Completed foreclosures fell to 57,000 in September 2012, a 68 percent decline from a year ago and a 3 percent decline from August. However inventories of backlogged foreclosures remained high, virtually unchanged from a year ago at 1.4 million homes, or 3.3 percent of all homes with a mortgage, according to CoreLogic’s monthly foreclosure report released today.
In September 2012 at the height of the backlog the process had slowed following the Robogate scandal, the foreclosure backlog was 1.5 million, or 3.5 percent of all mortgaged. In the six months since the Attorneys General agreement was signed in March, the backlogged inventory has declined by only 100,000 homes, or 6.6 percent, despite strong demand and rising prices for foreclosures. Since August, the national foreclosure inventory fell 1.1 percent. The foreclosure inventory is the share of homes in any stage of the foreclosure process.
Since the financial crisis began in September 2008, there have been approximately 3.9 million completed foreclosures across the country. Completed foreclosures are an indication of the total number of homes actually lost to foreclosure.
Homes lost to foreclosure in September 2012 are down 50 percent since the peak month in September 2010 and 22 percent less than the beginning of the year.
“While there is significant progress to be made before returning to pre-crisis levels, the trend is in the right direction as short sales, up 27 percent year over year in August, continue to gain popularity,” said Mark Fleming, chief economist for CoreLogic.
Only five states accounted for nearly half, 47.7 percent of all completed foreclosures nationally. States with with the highest number of completed foreclosures for the 12 months ending in September 2012 were: California (108,000), Florida (92,000), Texas (59,000), Georgia (55,000) and Michigan (51,000).
The five states with the lowest number of completed foreclosures for the 12 months ending in September 2012 were: South Dakota (20), District of Columbia (58), Hawaii (436), North Dakota (583) and Maine (625).
The five states with the lowest foreclosure inventory as a percentage of all mortgaged homes were: Wyoming (0.5 percent), Alaska (0.7 percent), North Dakota (0.7 percent), Nebraska (0.9 percent) and South Dakota (1.1 percent).
☆ ☆ ☆
SET OF TASKS:
A. Write out the stretch of the foreclosure report from "Only five states" through "Dakota (1.1 percent).", word for word.
B. Answer these questions from the foreclosure report:
(i) About how many completed foreclosures have there been nationwide since the financial crisis began in September 2008?
(ii) Which state had the lowest foreclosure inventory as a percentage of all mortgaged homes?
(iii) Who is the chief economist for CoreLogic?

[Records from a dataset]
☆ ☆ ☆
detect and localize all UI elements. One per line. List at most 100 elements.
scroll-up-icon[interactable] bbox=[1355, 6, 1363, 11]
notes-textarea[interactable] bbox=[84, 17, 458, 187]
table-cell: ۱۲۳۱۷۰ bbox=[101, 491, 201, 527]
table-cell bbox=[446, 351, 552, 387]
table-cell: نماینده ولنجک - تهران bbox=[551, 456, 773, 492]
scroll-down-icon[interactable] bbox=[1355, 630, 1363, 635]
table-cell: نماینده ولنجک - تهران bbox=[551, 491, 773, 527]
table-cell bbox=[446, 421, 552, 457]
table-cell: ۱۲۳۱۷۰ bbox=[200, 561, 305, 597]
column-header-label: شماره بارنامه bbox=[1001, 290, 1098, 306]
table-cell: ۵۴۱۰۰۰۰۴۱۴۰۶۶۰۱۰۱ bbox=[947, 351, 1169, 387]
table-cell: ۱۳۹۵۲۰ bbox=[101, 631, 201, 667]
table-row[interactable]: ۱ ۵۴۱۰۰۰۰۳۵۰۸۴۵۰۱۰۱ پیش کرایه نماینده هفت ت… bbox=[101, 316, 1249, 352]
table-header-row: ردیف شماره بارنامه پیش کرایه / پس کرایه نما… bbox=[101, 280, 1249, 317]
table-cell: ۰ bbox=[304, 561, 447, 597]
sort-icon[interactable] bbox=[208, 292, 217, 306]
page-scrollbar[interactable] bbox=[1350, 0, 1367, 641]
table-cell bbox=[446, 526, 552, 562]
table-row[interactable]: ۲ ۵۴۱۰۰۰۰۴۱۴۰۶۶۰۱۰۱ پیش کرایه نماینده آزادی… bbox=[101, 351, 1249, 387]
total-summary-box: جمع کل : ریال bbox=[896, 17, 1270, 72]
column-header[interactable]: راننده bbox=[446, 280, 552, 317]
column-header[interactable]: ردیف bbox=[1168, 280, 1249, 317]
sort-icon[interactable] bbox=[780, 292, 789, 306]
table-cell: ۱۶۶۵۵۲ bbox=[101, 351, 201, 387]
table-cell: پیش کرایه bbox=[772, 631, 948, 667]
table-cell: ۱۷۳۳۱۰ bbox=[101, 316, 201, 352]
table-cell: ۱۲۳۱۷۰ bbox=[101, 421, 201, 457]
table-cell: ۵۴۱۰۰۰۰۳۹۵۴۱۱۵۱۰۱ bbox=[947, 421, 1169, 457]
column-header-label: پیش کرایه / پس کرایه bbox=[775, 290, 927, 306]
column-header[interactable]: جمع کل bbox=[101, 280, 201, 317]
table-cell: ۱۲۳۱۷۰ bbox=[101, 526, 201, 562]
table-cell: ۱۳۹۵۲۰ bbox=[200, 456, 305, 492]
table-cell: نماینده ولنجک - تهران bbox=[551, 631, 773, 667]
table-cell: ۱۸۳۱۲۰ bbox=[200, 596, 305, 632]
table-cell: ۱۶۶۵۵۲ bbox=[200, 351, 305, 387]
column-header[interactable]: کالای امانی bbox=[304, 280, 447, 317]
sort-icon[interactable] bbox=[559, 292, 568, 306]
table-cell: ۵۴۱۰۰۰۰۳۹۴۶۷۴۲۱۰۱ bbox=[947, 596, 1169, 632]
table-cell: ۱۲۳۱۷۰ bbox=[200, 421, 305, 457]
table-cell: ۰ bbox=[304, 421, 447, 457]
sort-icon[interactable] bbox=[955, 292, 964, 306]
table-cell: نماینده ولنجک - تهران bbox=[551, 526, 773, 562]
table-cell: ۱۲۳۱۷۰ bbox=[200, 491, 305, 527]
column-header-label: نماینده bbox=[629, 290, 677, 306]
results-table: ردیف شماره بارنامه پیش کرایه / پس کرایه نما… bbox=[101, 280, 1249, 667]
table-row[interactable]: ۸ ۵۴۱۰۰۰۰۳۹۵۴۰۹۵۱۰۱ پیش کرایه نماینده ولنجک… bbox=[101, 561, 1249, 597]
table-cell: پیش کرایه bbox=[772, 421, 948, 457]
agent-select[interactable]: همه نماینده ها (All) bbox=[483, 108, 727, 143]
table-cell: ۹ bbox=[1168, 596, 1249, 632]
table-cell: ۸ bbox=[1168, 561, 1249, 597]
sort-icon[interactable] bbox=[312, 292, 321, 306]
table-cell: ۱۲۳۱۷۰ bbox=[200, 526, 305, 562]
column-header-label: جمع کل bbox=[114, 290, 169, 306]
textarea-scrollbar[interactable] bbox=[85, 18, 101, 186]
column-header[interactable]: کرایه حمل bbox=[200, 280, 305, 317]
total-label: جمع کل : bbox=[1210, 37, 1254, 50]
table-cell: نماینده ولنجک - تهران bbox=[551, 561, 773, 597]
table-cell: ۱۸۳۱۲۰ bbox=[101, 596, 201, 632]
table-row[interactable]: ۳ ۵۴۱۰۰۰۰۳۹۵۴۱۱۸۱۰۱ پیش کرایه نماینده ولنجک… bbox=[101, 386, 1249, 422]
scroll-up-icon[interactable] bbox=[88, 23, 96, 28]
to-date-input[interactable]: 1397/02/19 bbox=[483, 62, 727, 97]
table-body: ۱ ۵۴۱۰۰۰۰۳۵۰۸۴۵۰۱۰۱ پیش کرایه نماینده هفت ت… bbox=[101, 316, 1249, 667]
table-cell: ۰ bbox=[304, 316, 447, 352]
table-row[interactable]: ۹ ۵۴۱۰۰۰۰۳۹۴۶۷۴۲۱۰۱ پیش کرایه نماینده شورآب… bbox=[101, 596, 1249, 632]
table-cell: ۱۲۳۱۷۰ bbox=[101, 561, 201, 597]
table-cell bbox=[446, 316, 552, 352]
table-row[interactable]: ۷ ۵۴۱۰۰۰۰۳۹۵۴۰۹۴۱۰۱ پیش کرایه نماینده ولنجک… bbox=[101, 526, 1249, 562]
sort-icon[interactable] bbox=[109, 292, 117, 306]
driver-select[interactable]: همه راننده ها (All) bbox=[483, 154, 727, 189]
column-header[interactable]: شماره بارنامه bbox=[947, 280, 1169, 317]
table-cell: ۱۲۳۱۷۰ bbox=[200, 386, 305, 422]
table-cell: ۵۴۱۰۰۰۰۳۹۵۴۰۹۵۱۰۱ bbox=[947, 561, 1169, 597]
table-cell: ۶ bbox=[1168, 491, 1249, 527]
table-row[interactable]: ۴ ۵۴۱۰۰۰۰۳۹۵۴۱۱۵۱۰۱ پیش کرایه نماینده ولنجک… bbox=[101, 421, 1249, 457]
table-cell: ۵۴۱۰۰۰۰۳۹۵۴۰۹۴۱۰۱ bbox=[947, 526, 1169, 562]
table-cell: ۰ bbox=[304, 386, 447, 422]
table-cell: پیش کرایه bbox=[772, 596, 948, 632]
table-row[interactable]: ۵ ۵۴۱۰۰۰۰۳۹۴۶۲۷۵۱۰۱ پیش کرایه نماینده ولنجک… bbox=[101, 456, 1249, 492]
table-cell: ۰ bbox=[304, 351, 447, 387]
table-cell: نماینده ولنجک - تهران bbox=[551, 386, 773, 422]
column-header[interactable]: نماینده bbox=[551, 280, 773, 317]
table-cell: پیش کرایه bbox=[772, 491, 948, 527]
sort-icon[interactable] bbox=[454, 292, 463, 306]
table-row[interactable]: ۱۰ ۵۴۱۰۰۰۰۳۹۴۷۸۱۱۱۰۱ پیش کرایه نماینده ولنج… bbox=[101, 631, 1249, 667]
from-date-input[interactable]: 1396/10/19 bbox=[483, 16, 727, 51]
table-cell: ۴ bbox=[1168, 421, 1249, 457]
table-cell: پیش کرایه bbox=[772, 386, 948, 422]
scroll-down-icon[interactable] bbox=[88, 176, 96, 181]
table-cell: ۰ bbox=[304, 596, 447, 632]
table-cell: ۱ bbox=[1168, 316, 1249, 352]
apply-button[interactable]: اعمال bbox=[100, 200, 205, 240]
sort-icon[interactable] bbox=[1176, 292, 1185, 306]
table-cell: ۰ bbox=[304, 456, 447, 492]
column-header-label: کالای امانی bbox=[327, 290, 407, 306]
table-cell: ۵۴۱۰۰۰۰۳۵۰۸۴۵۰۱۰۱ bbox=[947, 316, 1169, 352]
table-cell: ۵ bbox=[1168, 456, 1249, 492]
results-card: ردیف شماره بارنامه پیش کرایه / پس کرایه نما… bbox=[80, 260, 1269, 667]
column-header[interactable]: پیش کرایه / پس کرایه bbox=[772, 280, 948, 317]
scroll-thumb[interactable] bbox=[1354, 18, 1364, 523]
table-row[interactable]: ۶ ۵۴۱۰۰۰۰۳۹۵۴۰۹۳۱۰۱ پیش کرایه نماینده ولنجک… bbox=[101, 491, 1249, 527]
☆ ☆ ☆
SOLUTIONS:
A.
Only five states accounted for nearly half, 47.7 percent of all completed foreclosures nationally. States with with the highest number of completed foreclosures for the 12 months ending in September 2012 were: California (108,000), Florida (92,000), Texas (59,000), Georgia (55,000) and Michigan (51,000).
The five states with the lowest number of completed foreclosures for the 12 months ending in September 2012 were: South Dakota (20), District of Columbia (58), Hawaii (436), North Dakota (583) and Maine (625).
The five states with the lowest foreclosure inventory as a percentage of all mortgaged homes were: Wyoming (0.5 percent), Alaska (0.7 percent), North Dakota (0.7 percent), Nebraska (0.9 percent) and South Dakota (1.1 percent).

B.
(i) Approximately 3.9 million
(ii) Wyoming, at 0.5 percent
(iii) Mark Fleming